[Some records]
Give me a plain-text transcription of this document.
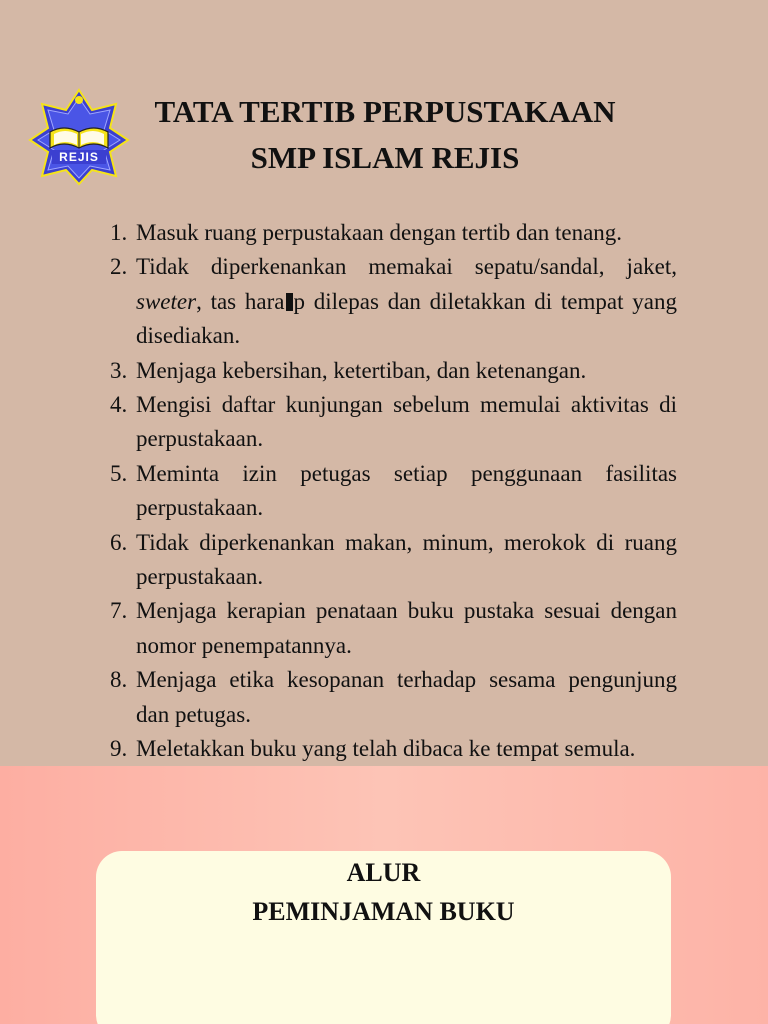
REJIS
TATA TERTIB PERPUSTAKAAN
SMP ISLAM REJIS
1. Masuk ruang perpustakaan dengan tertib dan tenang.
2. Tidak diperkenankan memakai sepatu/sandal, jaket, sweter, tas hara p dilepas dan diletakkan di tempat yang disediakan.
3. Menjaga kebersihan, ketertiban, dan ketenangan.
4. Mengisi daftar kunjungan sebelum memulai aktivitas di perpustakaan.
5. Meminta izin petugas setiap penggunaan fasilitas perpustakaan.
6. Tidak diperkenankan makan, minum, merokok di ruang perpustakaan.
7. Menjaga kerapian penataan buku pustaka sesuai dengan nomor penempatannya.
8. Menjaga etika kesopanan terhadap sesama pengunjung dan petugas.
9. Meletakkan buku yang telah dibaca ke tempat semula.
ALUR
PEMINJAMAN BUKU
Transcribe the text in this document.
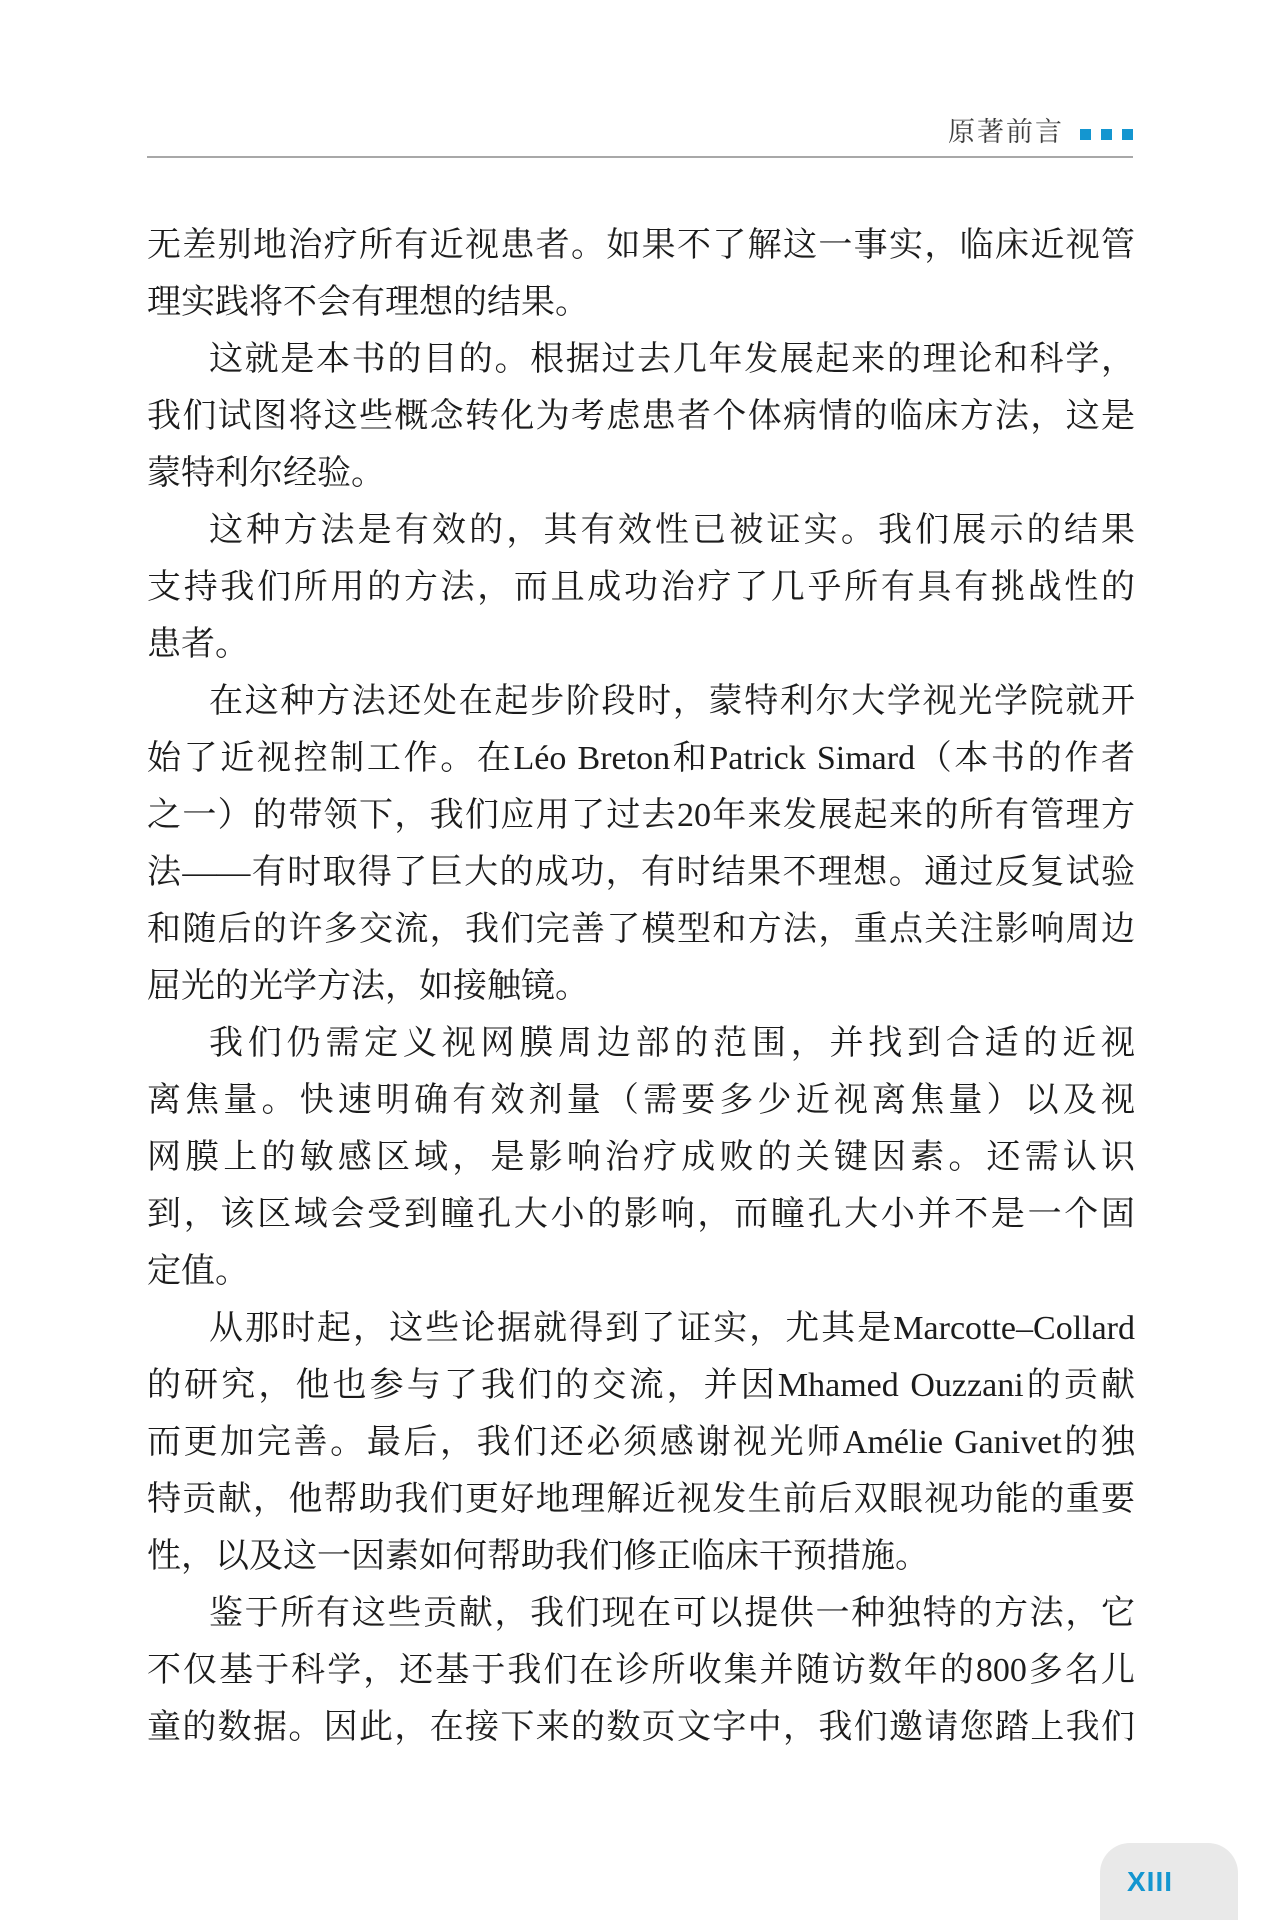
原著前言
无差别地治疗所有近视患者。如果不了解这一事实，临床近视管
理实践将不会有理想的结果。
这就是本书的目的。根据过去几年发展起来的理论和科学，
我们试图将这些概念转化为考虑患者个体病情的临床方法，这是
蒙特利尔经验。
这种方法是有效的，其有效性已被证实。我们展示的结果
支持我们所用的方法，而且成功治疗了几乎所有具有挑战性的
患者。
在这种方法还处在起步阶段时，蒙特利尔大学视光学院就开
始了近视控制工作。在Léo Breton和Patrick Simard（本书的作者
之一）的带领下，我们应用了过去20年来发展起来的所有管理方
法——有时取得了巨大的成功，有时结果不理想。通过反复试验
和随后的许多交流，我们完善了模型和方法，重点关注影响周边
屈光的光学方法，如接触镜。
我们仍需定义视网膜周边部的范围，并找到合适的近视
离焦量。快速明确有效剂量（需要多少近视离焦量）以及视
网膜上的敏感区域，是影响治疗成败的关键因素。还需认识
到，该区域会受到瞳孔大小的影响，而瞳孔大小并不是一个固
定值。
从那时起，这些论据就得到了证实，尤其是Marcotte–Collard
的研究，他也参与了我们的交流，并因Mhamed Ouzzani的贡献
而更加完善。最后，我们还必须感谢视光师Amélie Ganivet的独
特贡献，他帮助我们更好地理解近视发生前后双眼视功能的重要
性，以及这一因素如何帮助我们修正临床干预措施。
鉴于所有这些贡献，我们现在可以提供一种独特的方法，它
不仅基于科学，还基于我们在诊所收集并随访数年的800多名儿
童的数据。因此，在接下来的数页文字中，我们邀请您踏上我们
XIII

### [TASK PROMPT]
Using the entries above, return each line in which the word "yang" occurs.

### [RESULT FOR THIS EXERCISE]
2. Tidak diperkenankan memakai sepatu/sandal, jaket, sweter, tas hara p dilepas dan diletakkan di tempat yang disediakan.
9. Meletakkan buku yang telah dibaca ke tempat semula.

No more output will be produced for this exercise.